↓↓↓

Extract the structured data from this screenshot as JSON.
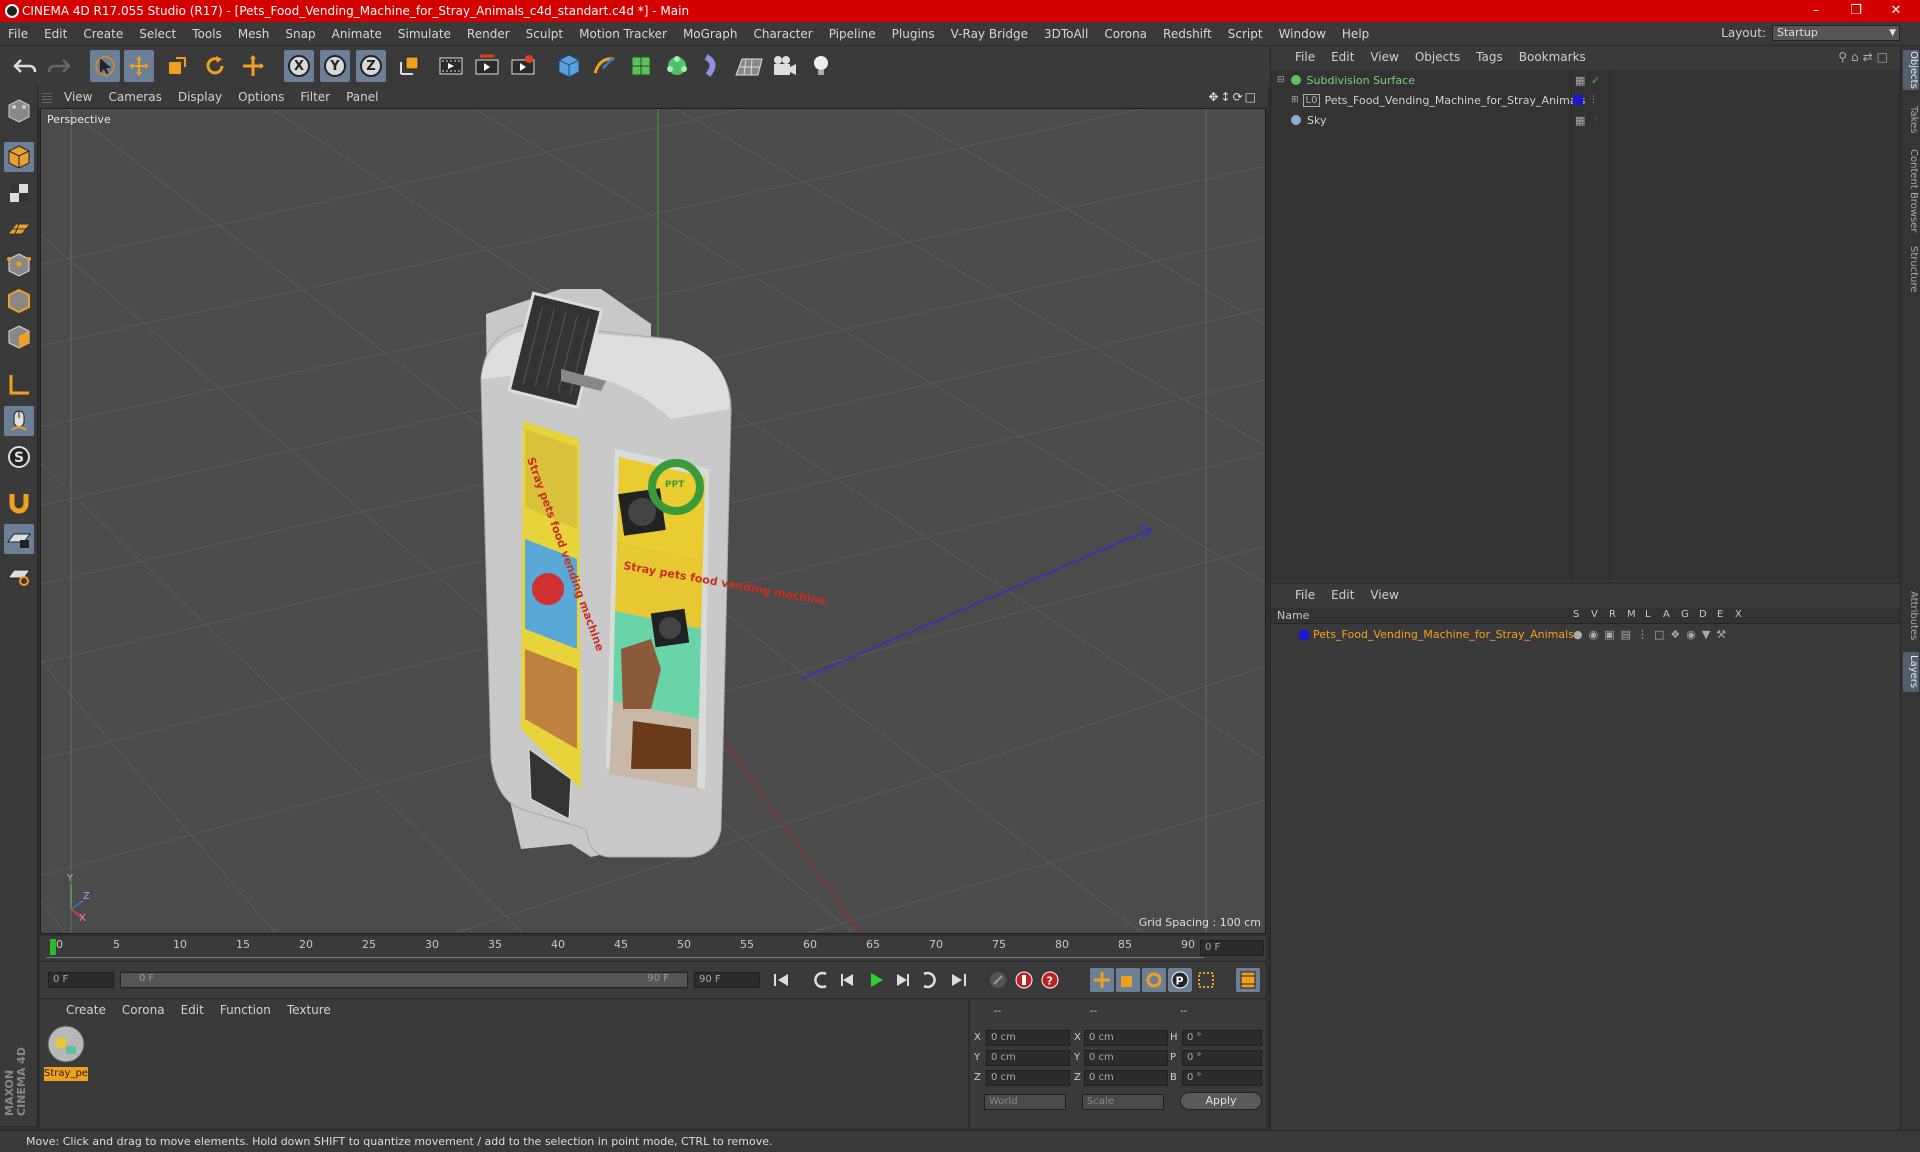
{
  "window": {
    "title": "CINEMA 4D R17.055 Studio (R17) - [Pets_Food_Vending_Machine_for_Stray_Animals_c4d_standart.c4d *] - Main",
    "controls": [
      "–",
      "❐",
      "✕"
    ]
  },
  "menubar": [
    "File",
    "Edit",
    "Create",
    "Select",
    "Tools",
    "Mesh",
    "Snap",
    "Animate",
    "Simulate",
    "Render",
    "Sculpt",
    "Motion Tracker",
    "MoGraph",
    "Character",
    "Pipeline",
    "Plugins",
    "V-Ray Bridge",
    "3DToAll",
    "Corona",
    "Redshift",
    "Script",
    "Window",
    "Help"
  ],
  "layout": {
    "label": "Layout:",
    "value": "Startup"
  },
  "toolbar": {
    "axis_labels": [
      "X",
      "Y",
      "Z"
    ]
  },
  "viewport": {
    "menu": [
      "View",
      "Cameras",
      "Display",
      "Options",
      "Filter",
      "Panel"
    ],
    "label": "Perspective",
    "grid_spacing": "Grid Spacing : 100 cm",
    "axis_y": "Y",
    "axis_z": "Z",
    "axis_x": "X"
  },
  "timeline": {
    "ticks": [
      "0",
      "5",
      "10",
      "15",
      "20",
      "25",
      "30",
      "35",
      "40",
      "45",
      "50",
      "55",
      "60",
      "65",
      "70",
      "75",
      "80",
      "85",
      "90"
    ],
    "current_frame": "0 F",
    "start_field": "0 F",
    "range_start": "0 F",
    "range_end": "90 F",
    "end_field": "90 F"
  },
  "material_manager": {
    "menu": [
      "Create",
      "Corona",
      "Edit",
      "Function",
      "Texture"
    ],
    "material_name": "Stray_pe"
  },
  "coordinates": {
    "headers": [
      "--",
      "--",
      "--"
    ],
    "rows": [
      {
        "l1": "X",
        "v1": "0 cm",
        "l2": "X",
        "v2": "0 cm",
        "l3": "H",
        "v3": "0 °"
      },
      {
        "l1": "Y",
        "v1": "0 cm",
        "l2": "Y",
        "v2": "0 cm",
        "l3": "P",
        "v3": "0 °"
      },
      {
        "l1": "Z",
        "v1": "0 cm",
        "l2": "Z",
        "v2": "0 cm",
        "l3": "B",
        "v3": "0 °"
      }
    ],
    "mode1": "World",
    "mode2": "Scale",
    "apply": "Apply"
  },
  "object_manager": {
    "menu": [
      "File",
      "Edit",
      "View",
      "Objects",
      "Tags",
      "Bookmarks"
    ],
    "objects": [
      {
        "name": "Subdivision Surface",
        "color": "#7ad17a"
      },
      {
        "name": "Pets_Food_Vending_Machine_for_Stray_Animals",
        "color": "#d0d0d0"
      },
      {
        "name": "Sky",
        "color": "#d0d0d0"
      }
    ]
  },
  "layer_manager": {
    "menu": [
      "File",
      "Edit",
      "View"
    ],
    "name_header": "Name",
    "flag_headers": [
      "S",
      "V",
      "R",
      "M",
      "L",
      "A",
      "G",
      "D",
      "E",
      "X"
    ],
    "layer_name": "Pets_Food_Vending_Machine_for_Stray_Animals",
    "layer_color": "#1a1acc"
  },
  "right_tabs": [
    "Objects",
    "Takes",
    "Content Browser",
    "Structure",
    "Attributes",
    "Layers"
  ],
  "status": "Move: Click and drag to move elements. Hold down SHIFT to quantize movement / add to the selection in point mode, CTRL to remove.",
  "machine_text": {
    "side": "Stray pets food vending machine",
    "front": "Stray pets food vending machine",
    "logo": "PPT"
  },
  "maxon_logo": "MAXON CINEMA 4D",
  "colors": {
    "title_bar": "#d40000",
    "accent": "#f0a020",
    "selected": "#6b7f96"
  }
}
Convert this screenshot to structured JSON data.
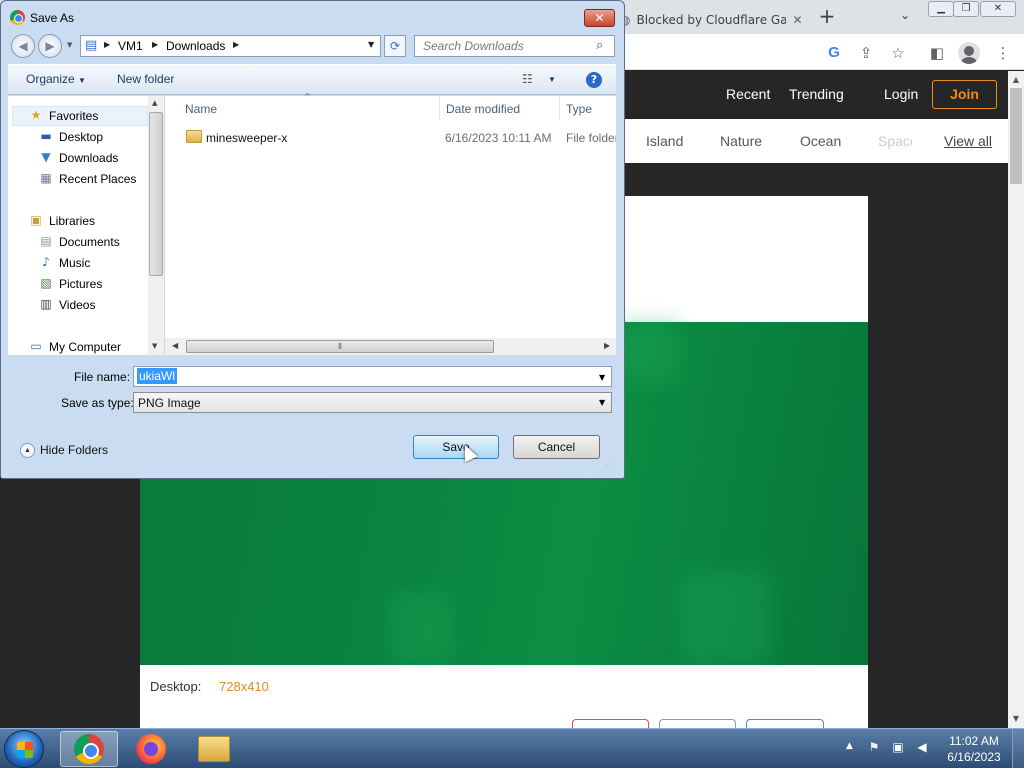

↑↑↑

• **WHAT NEEDS TO BE DONE**: Print out the material word for word, omitting the pictures.

• **ANSWER FOR THIS EXERCISE**:
Extract the structured data from this screenshot as JSON.
{
  "window": {
    "title": "CINEMA 4D R17.055 Studio (R17) - [Pets_Food_Vending_Machine_for_Stray_Animals_c4d_standart.c4d *] - Main",
    "controls": [
      "–",
      "❐",
      "✕"
    ]
  },
  "menubar": [
    "File",
    "Edit",
    "Create",
    "Select",
    "Tools",
    "Mesh",
    "Snap",
    "Animate",
    "Simulate",
    "Render",
    "Sculpt",
    "Motion Tracker",
    "MoGraph",
    "Character",
    "Pipeline",
    "Plugins",
    "V-Ray Bridge",
    "3DToAll",
    "Corona",
    "Redshift",
    "Script",
    "Window",
    "Help"
  ],
  "layout": {
    "label": "Layout:",
    "value": "Startup"
  },
  "toolbar": {
    "axis_labels": [
      "X",
      "Y",
      "Z"
    ]
  },
  "viewport": {
    "menu": [
      "View",
      "Cameras",
      "Display",
      "Options",
      "Filter",
      "Panel"
    ],
    "label": "Perspective",
    "grid_spacing": "Grid Spacing : 100 cm",
    "axis_y": "Y",
    "axis_z": "Z",
    "axis_x": "X"
  },
  "timeline": {
    "ticks": [
      "0",
      "5",
      "10",
      "15",
      "20",
      "25",
      "30",
      "35",
      "40",
      "45",
      "50",
      "55",
      "60",
      "65",
      "70",
      "75",
      "80",
      "85",
      "90"
    ],
    "current_frame": "0 F",
    "start_field": "0 F",
    "range_start": "0 F",
    "range_end": "90 F",
    "end_field": "90 F"
  },
  "material_manager": {
    "menu": [
      "Create",
      "Corona",
      "Edit",
      "Function",
      "Texture"
    ],
    "material_name": "Stray_pe"
  },
  "coordinates": {
    "headers": [
      "--",
      "--",
      "--"
    ],
    "rows": [
      {
        "l1": "X",
        "v1": "0 cm",
        "l2": "X",
        "v2": "0 cm",
        "l3": "H",
        "v3": "0 °"
      },
      {
        "l1": "Y",
        "v1": "0 cm",
        "l2": "Y",
        "v2": "0 cm",
        "l3": "P",
        "v3": "0 °"
      },
      {
        "l1": "Z",
        "v1": "0 cm",
        "l2": "Z",
        "v2": "0 cm",
        "l3": "B",
        "v3": "0 °"
      }
    ],
    "mode1": "World",
    "mode2": "Scale",
    "apply": "Apply"
  },
  "object_manager": {
    "menu": [
      "File",
      "Edit",
      "View",
      "Objects",
      "Tags",
      "Bookmarks"
    ],
    "objects": [
      {
        "name": "Subdivision Surface",
        "color": "#7ad17a"
      },
      {
        "name": "Pets_Food_Vending_Machine_for_Stray_Animals",
        "color": "#d0d0d0"
      },
      {
        "name": "Sky",
        "color": "#d0d0d0"
      }
    ]
  },
  "layer_manager": {
    "menu": [
      "File",
      "Edit",
      "View"
    ],
    "name_header": "Name",
    "flag_headers": [
      "S",
      "V",
      "R",
      "M",
      "L",
      "A",
      "G",
      "D",
      "E",
      "X"
    ],
    "layer_name": "Pets_Food_Vending_Machine_for_Stray_Animals",
    "layer_color": "#1a1acc"
  },
  "right_tabs": [
    "Objects",
    "Takes",
    "Content Browser",
    "Structure",
    "Attributes",
    "Layers"
  ],
  "status": "Move: Click and drag to move elements. Hold down SHIFT to quantize movement / add to the selection in point mode, CTRL to remove.",
  "machine_text": {
    "side": "Stray pets food vending machine",
    "front": "Stray pets food vending machine",
    "logo": "PPT"
  },
  "maxon_logo": "MAXON CINEMA 4D",
  "colors": {
    "title_bar": "#d40000",
    "accent": "#f0a020",
    "selected": "#6b7f96"
  }
}
Convert this screenshot to structured JSON data.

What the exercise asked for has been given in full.